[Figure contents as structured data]
** START **

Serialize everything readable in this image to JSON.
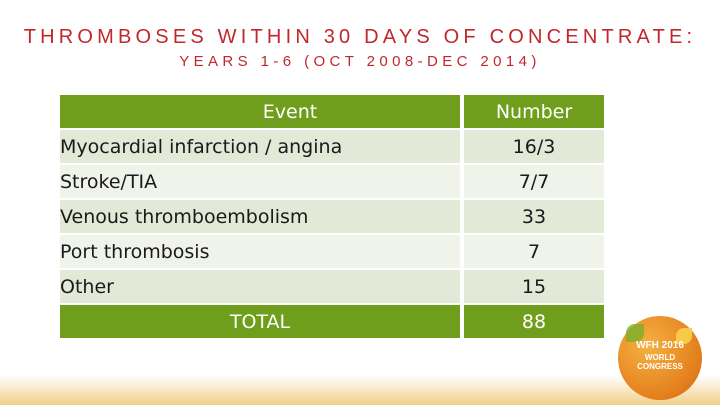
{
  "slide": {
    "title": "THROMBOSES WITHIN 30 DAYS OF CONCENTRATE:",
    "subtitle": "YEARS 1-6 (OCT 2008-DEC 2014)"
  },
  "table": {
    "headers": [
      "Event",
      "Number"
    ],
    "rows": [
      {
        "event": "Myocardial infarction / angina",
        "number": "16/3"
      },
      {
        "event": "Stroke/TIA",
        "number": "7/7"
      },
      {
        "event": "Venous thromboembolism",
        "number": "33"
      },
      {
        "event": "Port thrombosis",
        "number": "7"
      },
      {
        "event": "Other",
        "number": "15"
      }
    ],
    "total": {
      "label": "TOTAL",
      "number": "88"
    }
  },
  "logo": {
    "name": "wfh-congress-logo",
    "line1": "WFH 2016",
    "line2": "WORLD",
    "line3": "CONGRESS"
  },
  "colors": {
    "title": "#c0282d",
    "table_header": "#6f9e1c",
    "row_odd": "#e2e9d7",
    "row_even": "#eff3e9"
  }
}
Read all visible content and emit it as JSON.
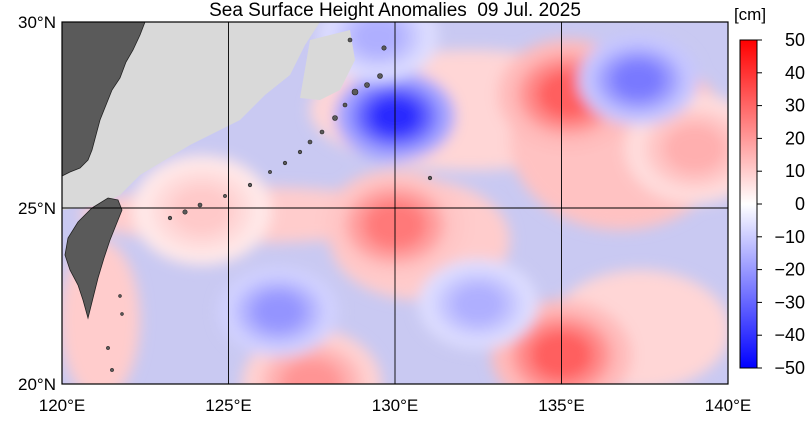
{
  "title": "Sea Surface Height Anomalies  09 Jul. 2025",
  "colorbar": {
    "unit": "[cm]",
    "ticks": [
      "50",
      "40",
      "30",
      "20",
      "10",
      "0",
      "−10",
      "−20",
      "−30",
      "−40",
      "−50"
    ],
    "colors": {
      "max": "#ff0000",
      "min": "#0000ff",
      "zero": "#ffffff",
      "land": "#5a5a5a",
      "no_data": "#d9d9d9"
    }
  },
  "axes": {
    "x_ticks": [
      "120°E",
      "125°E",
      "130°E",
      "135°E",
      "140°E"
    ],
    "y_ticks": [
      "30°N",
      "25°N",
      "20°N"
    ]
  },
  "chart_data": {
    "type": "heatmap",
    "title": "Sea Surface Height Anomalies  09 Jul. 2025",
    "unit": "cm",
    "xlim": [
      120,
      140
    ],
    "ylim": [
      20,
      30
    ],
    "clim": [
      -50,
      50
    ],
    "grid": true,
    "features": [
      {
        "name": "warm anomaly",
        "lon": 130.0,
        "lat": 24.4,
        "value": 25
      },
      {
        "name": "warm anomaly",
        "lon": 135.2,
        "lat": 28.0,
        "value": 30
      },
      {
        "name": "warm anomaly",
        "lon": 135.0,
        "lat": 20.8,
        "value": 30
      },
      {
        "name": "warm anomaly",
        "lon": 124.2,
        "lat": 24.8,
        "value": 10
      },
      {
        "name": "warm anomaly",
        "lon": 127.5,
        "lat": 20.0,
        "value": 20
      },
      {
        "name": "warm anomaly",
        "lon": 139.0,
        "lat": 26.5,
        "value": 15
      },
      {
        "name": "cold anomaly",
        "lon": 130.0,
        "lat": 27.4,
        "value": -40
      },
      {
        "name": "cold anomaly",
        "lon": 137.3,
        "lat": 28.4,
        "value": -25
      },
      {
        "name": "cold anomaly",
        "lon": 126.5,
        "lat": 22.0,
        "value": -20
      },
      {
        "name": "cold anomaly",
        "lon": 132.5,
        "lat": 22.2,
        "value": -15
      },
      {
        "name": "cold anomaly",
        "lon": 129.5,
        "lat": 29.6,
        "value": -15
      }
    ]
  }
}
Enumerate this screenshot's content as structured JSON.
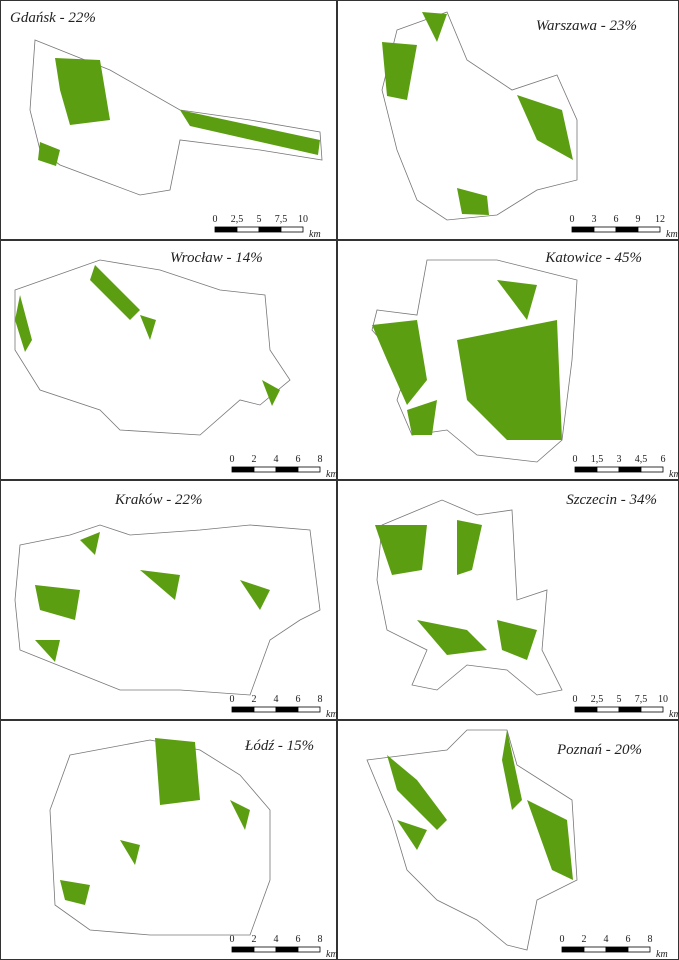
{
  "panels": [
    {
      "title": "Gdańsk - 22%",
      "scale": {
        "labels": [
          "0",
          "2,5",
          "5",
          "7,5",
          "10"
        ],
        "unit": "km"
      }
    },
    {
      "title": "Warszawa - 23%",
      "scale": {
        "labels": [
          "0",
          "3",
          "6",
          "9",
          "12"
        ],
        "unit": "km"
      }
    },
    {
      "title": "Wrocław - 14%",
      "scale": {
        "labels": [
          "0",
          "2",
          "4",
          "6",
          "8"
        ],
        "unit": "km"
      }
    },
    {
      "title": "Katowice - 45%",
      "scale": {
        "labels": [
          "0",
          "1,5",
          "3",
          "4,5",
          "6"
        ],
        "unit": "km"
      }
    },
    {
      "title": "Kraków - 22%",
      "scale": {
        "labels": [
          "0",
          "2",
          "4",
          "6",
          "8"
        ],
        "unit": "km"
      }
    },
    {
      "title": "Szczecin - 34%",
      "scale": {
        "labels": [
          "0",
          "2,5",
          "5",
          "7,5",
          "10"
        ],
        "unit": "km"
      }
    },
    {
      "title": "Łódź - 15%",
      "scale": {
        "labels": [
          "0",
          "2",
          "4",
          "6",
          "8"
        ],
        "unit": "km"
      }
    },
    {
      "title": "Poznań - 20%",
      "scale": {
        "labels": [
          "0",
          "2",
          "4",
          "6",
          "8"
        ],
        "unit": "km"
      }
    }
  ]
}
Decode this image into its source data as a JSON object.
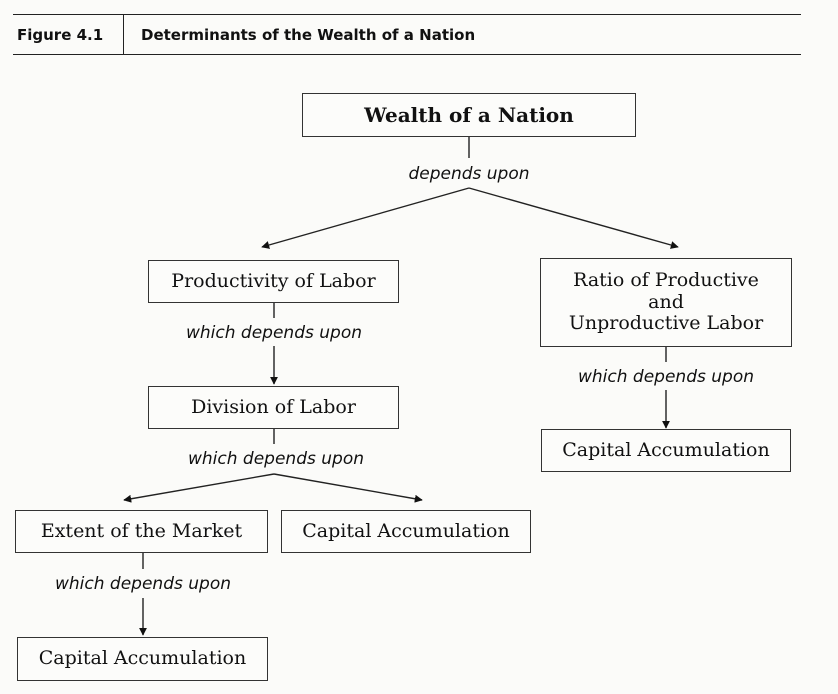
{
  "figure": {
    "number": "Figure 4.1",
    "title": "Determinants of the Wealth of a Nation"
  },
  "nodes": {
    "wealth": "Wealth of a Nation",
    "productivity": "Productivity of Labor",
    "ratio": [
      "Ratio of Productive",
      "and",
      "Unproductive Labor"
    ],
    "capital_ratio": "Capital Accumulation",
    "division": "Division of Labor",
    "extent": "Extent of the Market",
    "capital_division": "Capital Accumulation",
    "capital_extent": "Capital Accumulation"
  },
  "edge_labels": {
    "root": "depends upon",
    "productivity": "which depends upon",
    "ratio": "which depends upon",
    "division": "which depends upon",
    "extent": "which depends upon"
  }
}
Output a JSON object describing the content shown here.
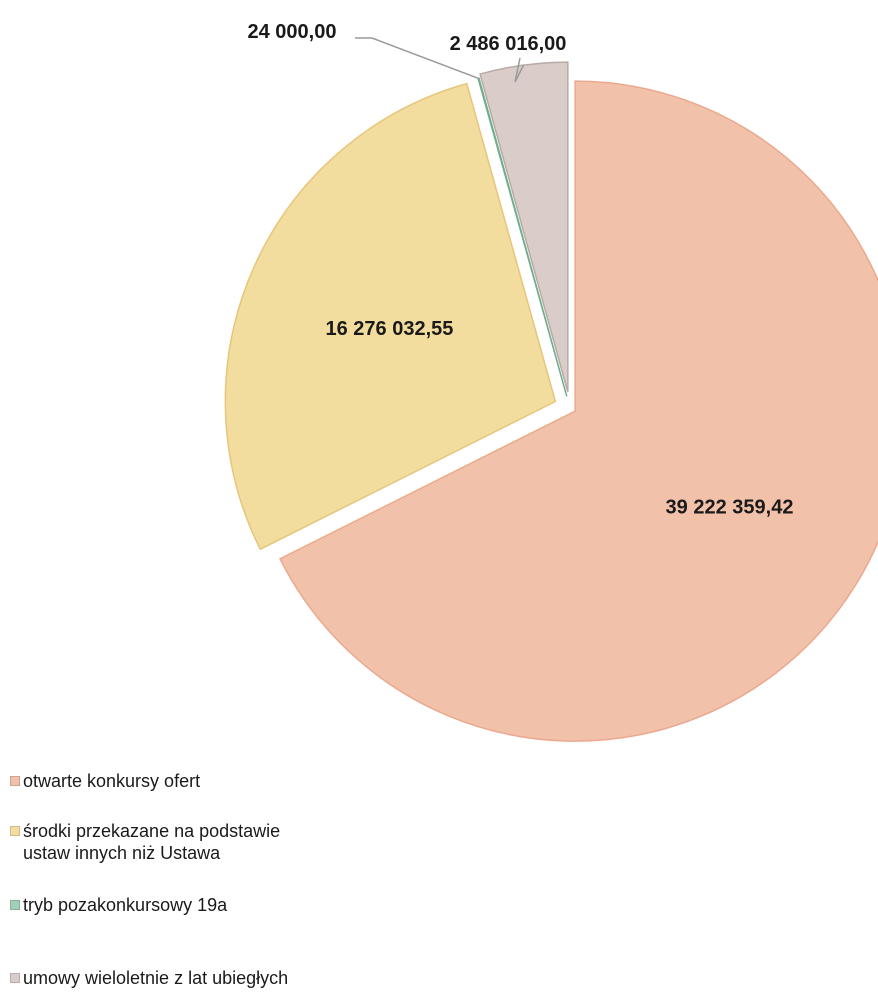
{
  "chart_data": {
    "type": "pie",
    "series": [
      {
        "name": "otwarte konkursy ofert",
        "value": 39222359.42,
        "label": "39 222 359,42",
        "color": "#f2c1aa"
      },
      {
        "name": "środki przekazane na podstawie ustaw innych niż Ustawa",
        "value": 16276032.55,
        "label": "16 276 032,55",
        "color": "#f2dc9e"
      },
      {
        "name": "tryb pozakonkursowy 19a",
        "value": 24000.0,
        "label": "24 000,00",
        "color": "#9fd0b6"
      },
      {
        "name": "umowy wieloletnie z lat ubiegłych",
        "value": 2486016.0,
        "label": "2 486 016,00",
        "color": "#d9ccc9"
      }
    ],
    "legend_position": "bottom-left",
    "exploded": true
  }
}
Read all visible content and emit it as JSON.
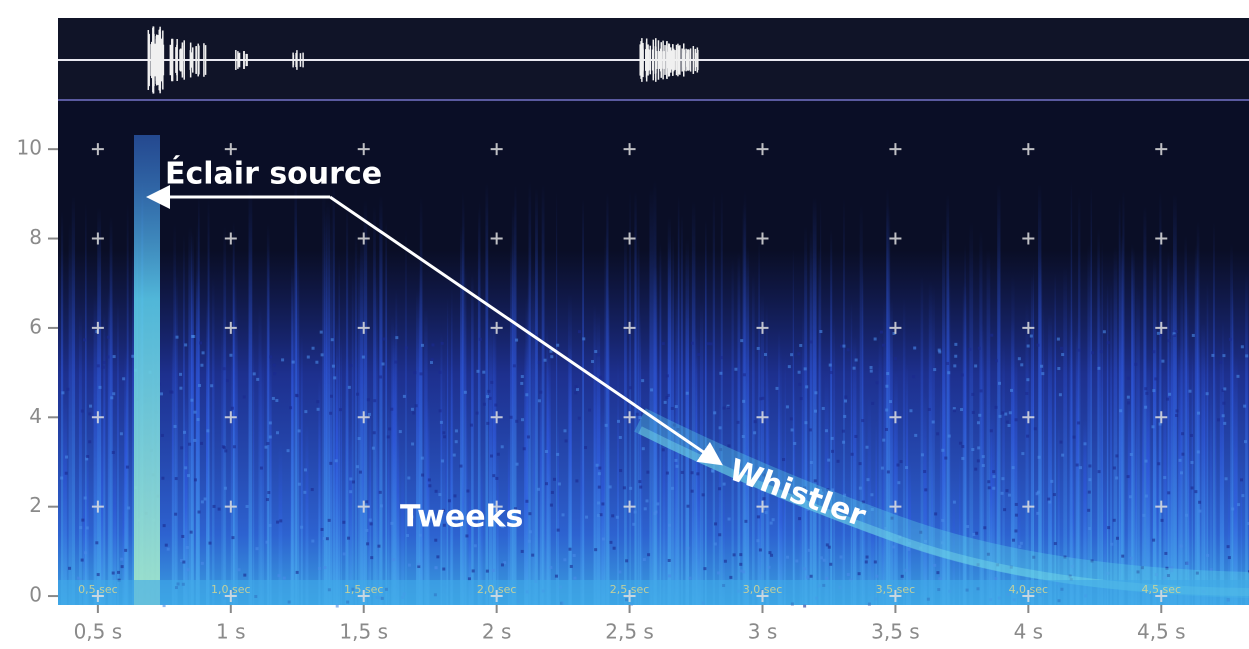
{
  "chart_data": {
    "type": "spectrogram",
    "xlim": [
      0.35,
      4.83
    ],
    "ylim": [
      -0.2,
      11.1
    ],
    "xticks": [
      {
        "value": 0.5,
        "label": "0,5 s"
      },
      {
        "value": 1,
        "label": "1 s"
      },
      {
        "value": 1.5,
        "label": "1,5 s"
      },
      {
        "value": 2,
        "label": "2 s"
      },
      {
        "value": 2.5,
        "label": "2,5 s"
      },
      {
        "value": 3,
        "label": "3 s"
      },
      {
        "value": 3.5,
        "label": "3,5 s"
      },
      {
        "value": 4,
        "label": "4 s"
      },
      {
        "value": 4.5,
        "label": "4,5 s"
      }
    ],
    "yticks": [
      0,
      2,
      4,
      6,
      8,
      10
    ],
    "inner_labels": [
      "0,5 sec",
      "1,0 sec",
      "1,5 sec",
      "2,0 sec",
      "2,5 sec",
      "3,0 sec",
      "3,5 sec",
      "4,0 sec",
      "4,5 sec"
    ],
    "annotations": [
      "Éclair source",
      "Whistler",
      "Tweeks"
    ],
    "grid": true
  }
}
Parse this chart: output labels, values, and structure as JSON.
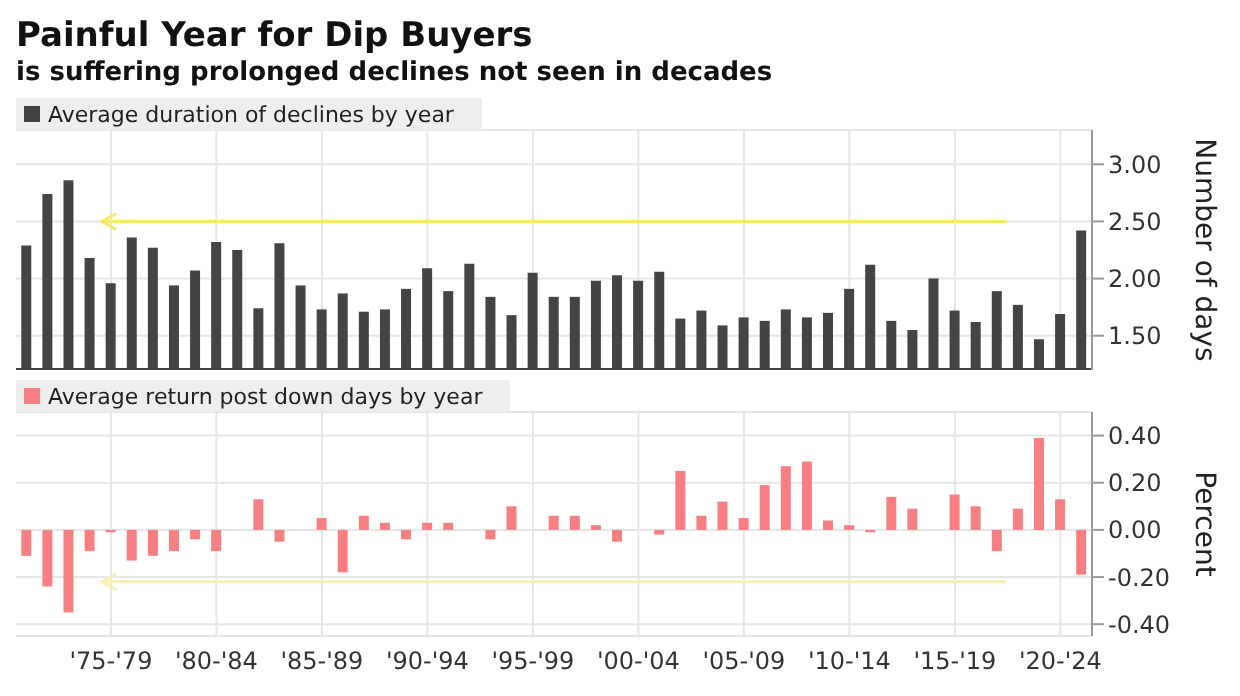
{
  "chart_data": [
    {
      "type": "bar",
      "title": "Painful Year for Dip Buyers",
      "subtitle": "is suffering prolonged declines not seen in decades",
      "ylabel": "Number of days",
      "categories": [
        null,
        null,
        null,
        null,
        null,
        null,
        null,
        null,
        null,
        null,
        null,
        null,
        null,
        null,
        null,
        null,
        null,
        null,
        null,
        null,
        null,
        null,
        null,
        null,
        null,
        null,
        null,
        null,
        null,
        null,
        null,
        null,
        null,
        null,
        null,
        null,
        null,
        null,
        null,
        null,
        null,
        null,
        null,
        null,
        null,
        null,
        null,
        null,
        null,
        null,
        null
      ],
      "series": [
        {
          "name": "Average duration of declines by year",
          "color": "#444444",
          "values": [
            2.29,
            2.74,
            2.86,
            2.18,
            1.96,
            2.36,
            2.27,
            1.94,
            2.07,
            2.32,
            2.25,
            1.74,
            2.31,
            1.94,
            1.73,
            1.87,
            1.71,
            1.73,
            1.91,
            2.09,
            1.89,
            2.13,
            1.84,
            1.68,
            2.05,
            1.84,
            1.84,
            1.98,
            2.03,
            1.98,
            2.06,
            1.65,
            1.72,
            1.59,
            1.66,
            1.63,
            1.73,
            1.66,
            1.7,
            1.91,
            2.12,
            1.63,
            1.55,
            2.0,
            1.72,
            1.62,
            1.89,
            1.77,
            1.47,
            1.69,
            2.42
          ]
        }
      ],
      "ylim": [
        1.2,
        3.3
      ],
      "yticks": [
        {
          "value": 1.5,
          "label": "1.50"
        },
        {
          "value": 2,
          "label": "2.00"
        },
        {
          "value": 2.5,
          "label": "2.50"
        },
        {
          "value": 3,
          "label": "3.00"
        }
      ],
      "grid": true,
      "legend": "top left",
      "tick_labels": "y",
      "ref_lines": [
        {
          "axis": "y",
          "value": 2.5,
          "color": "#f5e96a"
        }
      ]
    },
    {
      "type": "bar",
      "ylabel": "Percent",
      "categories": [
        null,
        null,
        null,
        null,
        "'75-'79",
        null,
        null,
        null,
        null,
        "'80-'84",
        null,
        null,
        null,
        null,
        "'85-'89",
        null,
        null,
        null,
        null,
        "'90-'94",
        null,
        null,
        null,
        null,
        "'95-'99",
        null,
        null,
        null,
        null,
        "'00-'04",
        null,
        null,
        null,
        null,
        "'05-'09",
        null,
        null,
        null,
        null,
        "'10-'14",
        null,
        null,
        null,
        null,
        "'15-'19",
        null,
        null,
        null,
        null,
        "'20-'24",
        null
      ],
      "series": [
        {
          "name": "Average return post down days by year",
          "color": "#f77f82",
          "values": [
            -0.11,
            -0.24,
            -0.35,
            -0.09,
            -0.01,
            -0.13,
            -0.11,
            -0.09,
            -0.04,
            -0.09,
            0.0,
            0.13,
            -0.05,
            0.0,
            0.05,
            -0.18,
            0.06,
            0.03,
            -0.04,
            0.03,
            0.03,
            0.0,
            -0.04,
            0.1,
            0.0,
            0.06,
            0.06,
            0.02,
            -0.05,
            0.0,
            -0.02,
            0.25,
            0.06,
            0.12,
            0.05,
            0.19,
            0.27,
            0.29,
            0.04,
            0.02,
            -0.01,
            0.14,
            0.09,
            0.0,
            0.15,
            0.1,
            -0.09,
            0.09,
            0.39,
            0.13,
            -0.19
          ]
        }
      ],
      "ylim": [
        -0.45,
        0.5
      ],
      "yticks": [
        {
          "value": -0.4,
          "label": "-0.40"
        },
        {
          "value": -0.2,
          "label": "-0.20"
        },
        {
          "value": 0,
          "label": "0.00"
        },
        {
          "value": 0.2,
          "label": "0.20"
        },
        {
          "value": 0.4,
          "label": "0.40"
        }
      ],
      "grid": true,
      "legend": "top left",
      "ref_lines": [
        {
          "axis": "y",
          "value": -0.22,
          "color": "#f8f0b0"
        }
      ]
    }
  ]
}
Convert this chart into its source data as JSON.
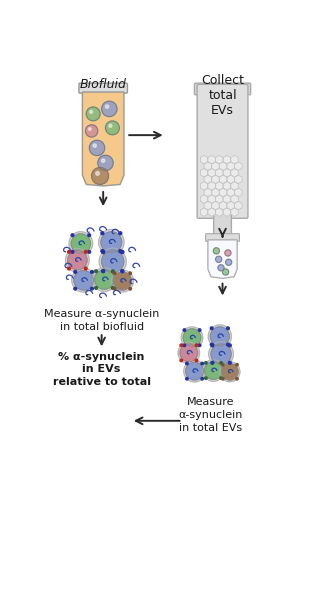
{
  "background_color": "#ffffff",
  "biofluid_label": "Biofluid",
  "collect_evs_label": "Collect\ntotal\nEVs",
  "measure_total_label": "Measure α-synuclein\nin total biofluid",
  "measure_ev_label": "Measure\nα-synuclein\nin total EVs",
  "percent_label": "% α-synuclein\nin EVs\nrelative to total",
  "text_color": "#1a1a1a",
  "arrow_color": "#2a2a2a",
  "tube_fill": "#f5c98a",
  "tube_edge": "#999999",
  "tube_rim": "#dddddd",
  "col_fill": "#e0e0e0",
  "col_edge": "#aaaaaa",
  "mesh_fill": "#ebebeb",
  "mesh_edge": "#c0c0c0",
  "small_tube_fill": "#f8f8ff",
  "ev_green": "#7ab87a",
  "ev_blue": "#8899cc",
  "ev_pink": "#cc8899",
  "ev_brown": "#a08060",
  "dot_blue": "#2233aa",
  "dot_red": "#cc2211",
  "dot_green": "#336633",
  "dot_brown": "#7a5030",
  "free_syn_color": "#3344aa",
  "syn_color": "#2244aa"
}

** END **

# [Exercise aim]
Copy out every line from the data above that has "upon" in it.

# [Worked solution]
    "root": "depends upon",
    "productivity": "which depends upon",
    "ratio": "which depends upon",
    "division": "which depends upon",
    "extent": "which depends upon"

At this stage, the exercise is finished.